▸ Entries supplied:
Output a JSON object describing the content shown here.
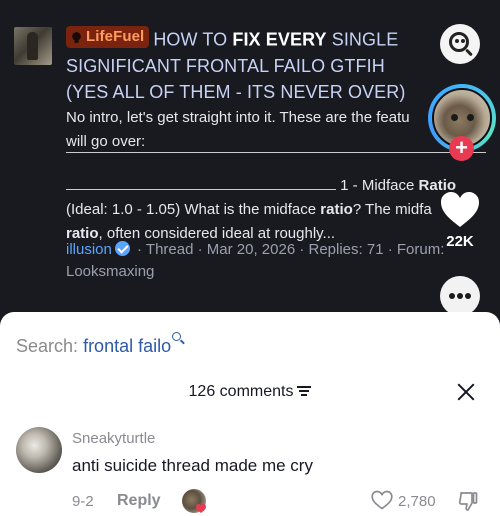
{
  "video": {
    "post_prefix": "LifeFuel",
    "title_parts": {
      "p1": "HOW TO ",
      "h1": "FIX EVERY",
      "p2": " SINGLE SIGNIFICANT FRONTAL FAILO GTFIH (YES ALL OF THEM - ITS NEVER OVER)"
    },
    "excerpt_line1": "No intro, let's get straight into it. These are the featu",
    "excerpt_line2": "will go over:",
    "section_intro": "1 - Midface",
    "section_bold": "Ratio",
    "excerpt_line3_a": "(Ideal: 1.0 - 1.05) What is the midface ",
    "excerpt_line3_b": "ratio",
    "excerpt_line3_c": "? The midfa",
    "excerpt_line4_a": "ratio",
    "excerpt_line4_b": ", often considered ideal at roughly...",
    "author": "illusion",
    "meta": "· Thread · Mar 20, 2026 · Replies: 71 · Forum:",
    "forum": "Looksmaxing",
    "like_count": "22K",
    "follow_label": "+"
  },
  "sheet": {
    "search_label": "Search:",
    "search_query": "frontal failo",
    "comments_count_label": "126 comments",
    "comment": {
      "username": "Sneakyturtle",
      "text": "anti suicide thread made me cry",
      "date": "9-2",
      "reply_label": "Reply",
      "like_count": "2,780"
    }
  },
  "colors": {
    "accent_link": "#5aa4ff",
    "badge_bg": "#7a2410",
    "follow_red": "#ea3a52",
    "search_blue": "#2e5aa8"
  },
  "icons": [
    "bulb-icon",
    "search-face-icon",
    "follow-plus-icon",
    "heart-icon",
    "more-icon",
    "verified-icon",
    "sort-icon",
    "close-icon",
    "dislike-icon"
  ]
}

...

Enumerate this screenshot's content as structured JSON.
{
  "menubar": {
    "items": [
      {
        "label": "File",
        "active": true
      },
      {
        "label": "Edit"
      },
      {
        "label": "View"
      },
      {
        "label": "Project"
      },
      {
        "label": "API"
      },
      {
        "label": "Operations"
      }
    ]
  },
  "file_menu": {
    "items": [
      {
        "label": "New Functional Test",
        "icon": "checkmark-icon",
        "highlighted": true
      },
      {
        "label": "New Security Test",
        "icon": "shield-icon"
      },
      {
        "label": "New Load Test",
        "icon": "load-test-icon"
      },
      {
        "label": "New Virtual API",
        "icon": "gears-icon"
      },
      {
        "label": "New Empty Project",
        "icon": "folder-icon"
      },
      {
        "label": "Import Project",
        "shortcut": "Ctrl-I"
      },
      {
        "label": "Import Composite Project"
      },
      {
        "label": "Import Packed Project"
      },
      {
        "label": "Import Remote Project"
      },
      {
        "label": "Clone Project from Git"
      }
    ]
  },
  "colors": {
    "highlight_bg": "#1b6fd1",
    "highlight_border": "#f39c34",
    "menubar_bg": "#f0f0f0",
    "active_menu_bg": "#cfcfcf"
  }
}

...

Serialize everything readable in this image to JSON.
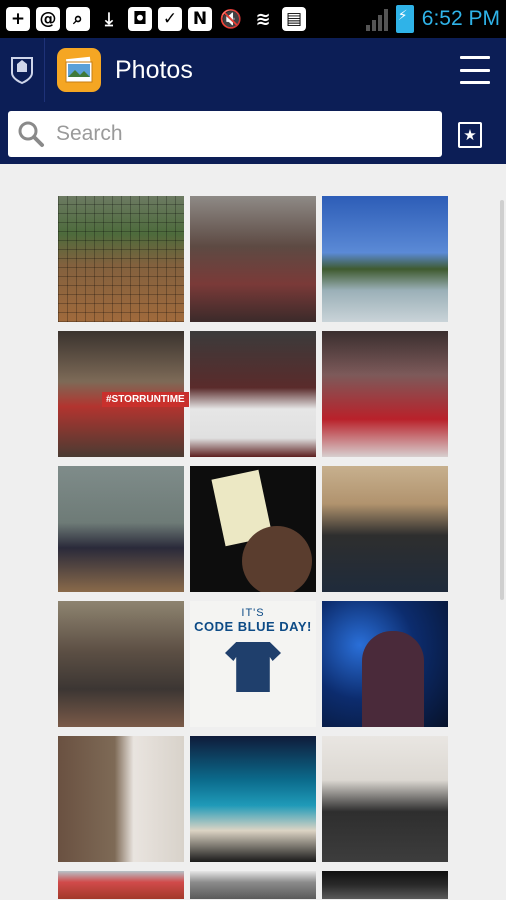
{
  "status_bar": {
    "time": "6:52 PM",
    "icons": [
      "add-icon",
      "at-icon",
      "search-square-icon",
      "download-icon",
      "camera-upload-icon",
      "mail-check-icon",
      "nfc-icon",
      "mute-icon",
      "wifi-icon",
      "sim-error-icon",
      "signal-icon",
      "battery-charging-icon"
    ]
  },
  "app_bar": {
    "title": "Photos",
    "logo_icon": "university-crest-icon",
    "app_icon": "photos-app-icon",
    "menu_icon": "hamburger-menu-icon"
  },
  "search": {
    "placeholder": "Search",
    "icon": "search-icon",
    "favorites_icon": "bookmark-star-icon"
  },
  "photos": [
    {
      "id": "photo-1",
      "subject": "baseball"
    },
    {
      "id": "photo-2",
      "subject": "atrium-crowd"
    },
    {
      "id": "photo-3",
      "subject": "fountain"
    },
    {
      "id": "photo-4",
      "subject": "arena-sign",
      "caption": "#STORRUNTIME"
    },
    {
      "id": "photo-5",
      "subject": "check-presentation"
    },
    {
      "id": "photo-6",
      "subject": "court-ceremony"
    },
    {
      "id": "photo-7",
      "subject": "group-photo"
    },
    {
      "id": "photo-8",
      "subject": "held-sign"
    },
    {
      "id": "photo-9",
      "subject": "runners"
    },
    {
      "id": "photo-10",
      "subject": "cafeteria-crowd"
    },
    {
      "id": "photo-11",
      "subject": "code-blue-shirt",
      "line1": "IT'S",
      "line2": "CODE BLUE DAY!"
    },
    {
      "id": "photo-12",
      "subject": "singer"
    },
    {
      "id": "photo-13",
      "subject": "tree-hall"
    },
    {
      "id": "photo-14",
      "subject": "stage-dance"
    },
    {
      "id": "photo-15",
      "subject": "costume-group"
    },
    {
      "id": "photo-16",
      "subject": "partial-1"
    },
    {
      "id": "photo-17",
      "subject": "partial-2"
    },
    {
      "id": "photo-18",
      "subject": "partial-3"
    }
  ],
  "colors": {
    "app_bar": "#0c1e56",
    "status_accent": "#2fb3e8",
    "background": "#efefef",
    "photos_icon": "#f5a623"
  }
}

▸ Set problem: Isolate each line of the listing above that includes "crowd". Copy it.

▸ Task output:
      "subject": "atrium-crowd"
      "subject": "cafeteria-crowd"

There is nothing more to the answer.